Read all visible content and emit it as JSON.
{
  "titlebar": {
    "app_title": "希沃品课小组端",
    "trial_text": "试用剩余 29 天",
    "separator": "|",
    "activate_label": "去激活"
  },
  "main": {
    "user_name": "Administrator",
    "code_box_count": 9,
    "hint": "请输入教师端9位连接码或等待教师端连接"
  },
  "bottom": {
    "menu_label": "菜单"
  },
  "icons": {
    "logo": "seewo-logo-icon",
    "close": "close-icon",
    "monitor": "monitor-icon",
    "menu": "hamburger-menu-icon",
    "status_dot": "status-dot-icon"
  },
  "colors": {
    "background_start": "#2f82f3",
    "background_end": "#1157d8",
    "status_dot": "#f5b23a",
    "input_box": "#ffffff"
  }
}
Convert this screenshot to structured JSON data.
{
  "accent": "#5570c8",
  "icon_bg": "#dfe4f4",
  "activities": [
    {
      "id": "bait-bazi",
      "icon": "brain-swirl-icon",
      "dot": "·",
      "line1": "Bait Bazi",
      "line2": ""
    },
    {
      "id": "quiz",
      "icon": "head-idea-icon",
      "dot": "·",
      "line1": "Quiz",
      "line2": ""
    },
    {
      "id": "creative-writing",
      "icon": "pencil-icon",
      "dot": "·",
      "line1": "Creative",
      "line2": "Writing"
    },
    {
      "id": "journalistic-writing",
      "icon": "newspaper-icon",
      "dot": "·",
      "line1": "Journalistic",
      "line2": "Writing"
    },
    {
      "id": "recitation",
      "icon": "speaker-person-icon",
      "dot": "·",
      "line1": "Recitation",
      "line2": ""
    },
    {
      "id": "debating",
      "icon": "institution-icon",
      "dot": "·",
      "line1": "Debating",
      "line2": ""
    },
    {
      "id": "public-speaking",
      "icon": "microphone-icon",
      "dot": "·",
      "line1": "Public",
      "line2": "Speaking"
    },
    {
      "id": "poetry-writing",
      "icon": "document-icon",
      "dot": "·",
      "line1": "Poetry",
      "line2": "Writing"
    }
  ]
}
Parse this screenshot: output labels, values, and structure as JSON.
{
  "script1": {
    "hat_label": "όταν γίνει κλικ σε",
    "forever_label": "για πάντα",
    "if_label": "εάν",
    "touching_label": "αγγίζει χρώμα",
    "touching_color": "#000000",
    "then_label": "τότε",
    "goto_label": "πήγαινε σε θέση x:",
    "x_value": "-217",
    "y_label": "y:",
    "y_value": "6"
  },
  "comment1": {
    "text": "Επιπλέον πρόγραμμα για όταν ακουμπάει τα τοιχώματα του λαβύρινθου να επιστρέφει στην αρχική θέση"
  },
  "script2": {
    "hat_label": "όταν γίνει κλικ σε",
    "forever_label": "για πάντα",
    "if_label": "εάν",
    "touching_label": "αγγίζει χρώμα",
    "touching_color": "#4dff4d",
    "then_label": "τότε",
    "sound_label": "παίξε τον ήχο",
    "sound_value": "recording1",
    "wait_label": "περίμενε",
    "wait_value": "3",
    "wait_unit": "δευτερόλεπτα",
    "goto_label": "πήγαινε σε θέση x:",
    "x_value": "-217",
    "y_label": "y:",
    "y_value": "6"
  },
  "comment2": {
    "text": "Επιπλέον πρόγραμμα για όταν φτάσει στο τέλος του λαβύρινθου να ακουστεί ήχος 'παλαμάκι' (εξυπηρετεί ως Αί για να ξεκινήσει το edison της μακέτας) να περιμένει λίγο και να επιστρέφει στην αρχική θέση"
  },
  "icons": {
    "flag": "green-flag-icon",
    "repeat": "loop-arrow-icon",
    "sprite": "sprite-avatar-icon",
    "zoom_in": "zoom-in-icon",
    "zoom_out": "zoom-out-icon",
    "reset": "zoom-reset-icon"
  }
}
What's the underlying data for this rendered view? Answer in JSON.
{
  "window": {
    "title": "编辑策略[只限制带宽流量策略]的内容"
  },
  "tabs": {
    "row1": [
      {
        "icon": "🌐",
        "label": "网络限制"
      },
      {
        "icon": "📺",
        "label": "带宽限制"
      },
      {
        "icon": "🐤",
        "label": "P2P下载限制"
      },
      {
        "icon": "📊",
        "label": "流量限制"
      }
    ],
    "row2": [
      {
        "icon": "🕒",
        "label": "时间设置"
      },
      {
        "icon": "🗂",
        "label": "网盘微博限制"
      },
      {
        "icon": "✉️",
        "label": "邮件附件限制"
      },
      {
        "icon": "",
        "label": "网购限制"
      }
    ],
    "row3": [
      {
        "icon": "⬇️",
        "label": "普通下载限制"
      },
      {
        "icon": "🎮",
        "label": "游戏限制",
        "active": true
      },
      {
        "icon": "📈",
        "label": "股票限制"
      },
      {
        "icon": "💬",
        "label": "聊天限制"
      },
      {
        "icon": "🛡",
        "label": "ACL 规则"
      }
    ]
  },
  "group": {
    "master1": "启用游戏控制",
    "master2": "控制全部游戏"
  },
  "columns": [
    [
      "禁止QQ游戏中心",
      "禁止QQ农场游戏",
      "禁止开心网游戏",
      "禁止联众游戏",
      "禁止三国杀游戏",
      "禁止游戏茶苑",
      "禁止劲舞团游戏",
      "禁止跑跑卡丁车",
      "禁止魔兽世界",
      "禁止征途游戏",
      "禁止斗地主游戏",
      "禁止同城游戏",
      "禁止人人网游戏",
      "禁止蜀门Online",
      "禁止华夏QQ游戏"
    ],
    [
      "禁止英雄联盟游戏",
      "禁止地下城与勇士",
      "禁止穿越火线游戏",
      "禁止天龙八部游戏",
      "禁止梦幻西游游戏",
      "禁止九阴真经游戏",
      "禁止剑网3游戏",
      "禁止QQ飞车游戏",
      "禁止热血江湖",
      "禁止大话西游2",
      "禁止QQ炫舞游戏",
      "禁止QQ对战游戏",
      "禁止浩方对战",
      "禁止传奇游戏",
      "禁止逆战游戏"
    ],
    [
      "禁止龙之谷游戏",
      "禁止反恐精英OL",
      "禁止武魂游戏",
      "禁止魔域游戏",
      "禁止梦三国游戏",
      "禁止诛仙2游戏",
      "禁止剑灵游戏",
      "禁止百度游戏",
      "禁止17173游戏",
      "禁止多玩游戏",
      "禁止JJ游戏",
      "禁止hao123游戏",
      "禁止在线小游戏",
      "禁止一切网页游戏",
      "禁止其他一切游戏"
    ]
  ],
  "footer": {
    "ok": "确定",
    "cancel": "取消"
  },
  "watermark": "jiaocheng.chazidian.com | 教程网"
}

▶ **EXERCISE DESCRIPTION**:
Take the lines above and retype all of them exactly.

▶ **COMPLETED EXERCISE**:
Read all visible content and emit it as JSON.
{
  "titlebar": {
    "app_title": "希沃品课小组端",
    "trial_text": "试用剩余 29 天",
    "separator": "|",
    "activate_label": "去激活"
  },
  "main": {
    "user_name": "Administrator",
    "code_box_count": 9,
    "hint": "请输入教师端9位连接码或等待教师端连接"
  },
  "bottom": {
    "menu_label": "菜单"
  },
  "icons": {
    "logo": "seewo-logo-icon",
    "close": "close-icon",
    "monitor": "monitor-icon",
    "menu": "hamburger-menu-icon",
    "status_dot": "status-dot-icon"
  },
  "colors": {
    "background_start": "#2f82f3",
    "background_end": "#1157d8",
    "status_dot": "#f5b23a",
    "input_box": "#ffffff"
  }
}
Convert this screenshot to structured JSON data.
{
  "accent": "#5570c8",
  "icon_bg": "#dfe4f4",
  "activities": [
    {
      "id": "bait-bazi",
      "icon": "brain-swirl-icon",
      "dot": "·",
      "line1": "Bait Bazi",
      "line2": ""
    },
    {
      "id": "quiz",
      "icon": "head-idea-icon",
      "dot": "·",
      "line1": "Quiz",
      "line2": ""
    },
    {
      "id": "creative-writing",
      "icon": "pencil-icon",
      "dot": "·",
      "line1": "Creative",
      "line2": "Writing"
    },
    {
      "id": "journalistic-writing",
      "icon": "newspaper-icon",
      "dot": "·",
      "line1": "Journalistic",
      "line2": "Writing"
    },
    {
      "id": "recitation",
      "icon": "speaker-person-icon",
      "dot": "·",
      "line1": "Recitation",
      "line2": ""
    },
    {
      "id": "debating",
      "icon": "institution-icon",
      "dot": "·",
      "line1": "Debating",
      "line2": ""
    },
    {
      "id": "public-speaking",
      "icon": "microphone-icon",
      "dot": "·",
      "line1": "Public",
      "line2": "Speaking"
    },
    {
      "id": "poetry-writing",
      "icon": "document-icon",
      "dot": "·",
      "line1": "Poetry",
      "line2": "Writing"
    }
  ]
}
Parse this screenshot: output labels, values, and structure as JSON.
{
  "script1": {
    "hat_label": "όταν γίνει κλικ σε",
    "forever_label": "για πάντα",
    "if_label": "εάν",
    "touching_label": "αγγίζει χρώμα",
    "touching_color": "#000000",
    "then_label": "τότε",
    "goto_label": "πήγαινε σε θέση x:",
    "x_value": "-217",
    "y_label": "y:",
    "y_value": "6"
  },
  "comment1": {
    "text": "Επιπλέον πρόγραμμα για όταν ακουμπάει τα τοιχώματα του λαβύρινθου να επιστρέφει στην αρχική θέση"
  },
  "script2": {
    "hat_label": "όταν γίνει κλικ σε",
    "forever_label": "για πάντα",
    "if_label": "εάν",
    "touching_label": "αγγίζει χρώμα",
    "touching_color": "#4dff4d",
    "then_label": "τότε",
    "sound_label": "παίξε τον ήχο",
    "sound_value": "recording1",
    "wait_label": "περίμενε",
    "wait_value": "3",
    "wait_unit": "δευτερόλεπτα",
    "goto_label": "πήγαινε σε θέση x:",
    "x_value": "-217",
    "y_label": "y:",
    "y_value": "6"
  },
  "comment2": {
    "text": "Επιπλέον πρόγραμμα για όταν φτάσει στο τέλος του λαβύρινθου να ακουστεί ήχος 'παλαμάκι' (εξυπηρετεί ως Αί για να ξεκινήσει το edison της μακέτας) να περιμένει λίγο και να επιστρέφει στην αρχική θέση"
  },
  "icons": {
    "flag": "green-flag-icon",
    "repeat": "loop-arrow-icon",
    "sprite": "sprite-avatar-icon",
    "zoom_in": "zoom-in-icon",
    "zoom_out": "zoom-out-icon",
    "reset": "zoom-reset-icon"
  }
}
What's the underlying data for this rendered view? Answer in JSON.
{
  "window": {
    "title": "编辑策略[只限制带宽流量策略]的内容"
  },
  "tabs": {
    "row1": [
      {
        "icon": "🌐",
        "label": "网络限制"
      },
      {
        "icon": "📺",
        "label": "带宽限制"
      },
      {
        "icon": "🐤",
        "label": "P2P下载限制"
      },
      {
        "icon": "📊",
        "label": "流量限制"
      }
    ],
    "row2": [
      {
        "icon": "🕒",
        "label": "时间设置"
      },
      {
        "icon": "🗂",
        "label": "网盘微博限制"
      },
      {
        "icon": "✉️",
        "label": "邮件附件限制"
      },
      {
        "icon": "",
        "label": "网购限制"
      }
    ],
    "row3": [
      {
        "icon": "⬇️",
        "label": "普通下载限制"
      },
      {
        "icon": "🎮",
        "label": "游戏限制",
        "active": true
      },
      {
        "icon": "📈",
        "label": "股票限制"
      },
      {
        "icon": "💬",
        "label": "聊天限制"
      },
      {
        "icon": "🛡",
        "label": "ACL 规则"
      }
    ]
  },
  "group": {
    "master1": "启用游戏控制",
    "master2": "控制全部游戏"
  },
  "columns": [
    [
      "禁止QQ游戏中心",
      "禁止QQ农场游戏",
      "禁止开心网游戏",
      "禁止联众游戏",
      "禁止三国杀游戏",
      "禁止游戏茶苑",
      "禁止劲舞团游戏",
      "禁止跑跑卡丁车",
      "禁止魔兽世界",
      "禁止征途游戏",
      "禁止斗地主游戏",
      "禁止同城游戏",
      "禁止人人网游戏",
      "禁止蜀门Online",
      "禁止华夏QQ游戏"
    ],
    [
      "禁止英雄联盟游戏",
      "禁止地下城与勇士",
      "禁止穿越火线游戏",
      "禁止天龙八部游戏",
      "禁止梦幻西游游戏",
      "禁止九阴真经游戏",
      "禁止剑网3游戏",
      "禁止QQ飞车游戏",
      "禁止热血江湖",
      "禁止大话西游2",
      "禁止QQ炫舞游戏",
      "禁止QQ对战游戏",
      "禁止浩方对战",
      "禁止传奇游戏",
      "禁止逆战游戏"
    ],
    [
      "禁止龙之谷游戏",
      "禁止反恐精英OL",
      "禁止武魂游戏",
      "禁止魔域游戏",
      "禁止梦三国游戏",
      "禁止诛仙2游戏",
      "禁止剑灵游戏",
      "禁止百度游戏",
      "禁止17173游戏",
      "禁止多玩游戏",
      "禁止JJ游戏",
      "禁止hao123游戏",
      "禁止在线小游戏",
      "禁止一切网页游戏",
      "禁止其他一切游戏"
    ]
  ],
  "footer": {
    "ok": "确定",
    "cancel": "取消"
  },
  "watermark": "jiaocheng.chazidian.com | 教程网"
}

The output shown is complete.